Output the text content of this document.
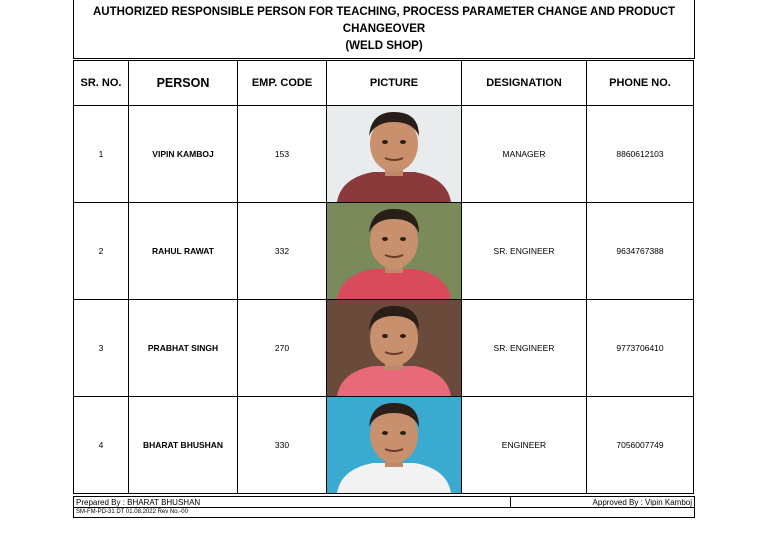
AUTHORIZED RESPONSIBLE PERSON FOR TEACHING, PROCESS PARAMETER CHANGE AND PRODUCT CHANGEOVER
(WELD SHOP)
SR. NO.	PERSON	EMP. CODE	PICTURE	DESIGNATION	PHONE NO.
1	VIPIN KAMBOJ	153		MANAGER	8860612103
2	RAHUL RAWAT	332		SR. ENGINEER	9634767388
3	PRABHAT SINGH	270		SR. ENGINEER	9773706410
4	BHARAT BHUSHAN	330		ENGINEER	7056007749
Prepared By : BHARAT BHUSHAN	Approved By : Vipin Kamboj
SM-FM-PD-31 DT 01.08.2022 Rev No.-00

· · ·

= What you have to do =
Without the pictures, restate each entry exactly.

= Written response =
Output the text content of this document.
AUTHORIZED RESPONSIBLE PERSON FOR TEACHING, PROCESS PARAMETER CHANGE AND PRODUCT CHANGEOVER
(WELD SHOP)
SR. NO.	PERSON	EMP. CODE	PICTURE	DESIGNATION	PHONE NO.
1	VIPIN KAMBOJ	153		MANAGER	8860612103
2	RAHUL RAWAT	332		SR. ENGINEER	9634767388
3	PRABHAT SINGH	270		SR. ENGINEER	9773706410
4	BHARAT BHUSHAN	330		ENGINEER	7056007749
Prepared By : BHARAT BHUSHAN	Approved By : Vipin Kamboj
SM-FM-PD-31 DT 01.08.2022 Rev No.-00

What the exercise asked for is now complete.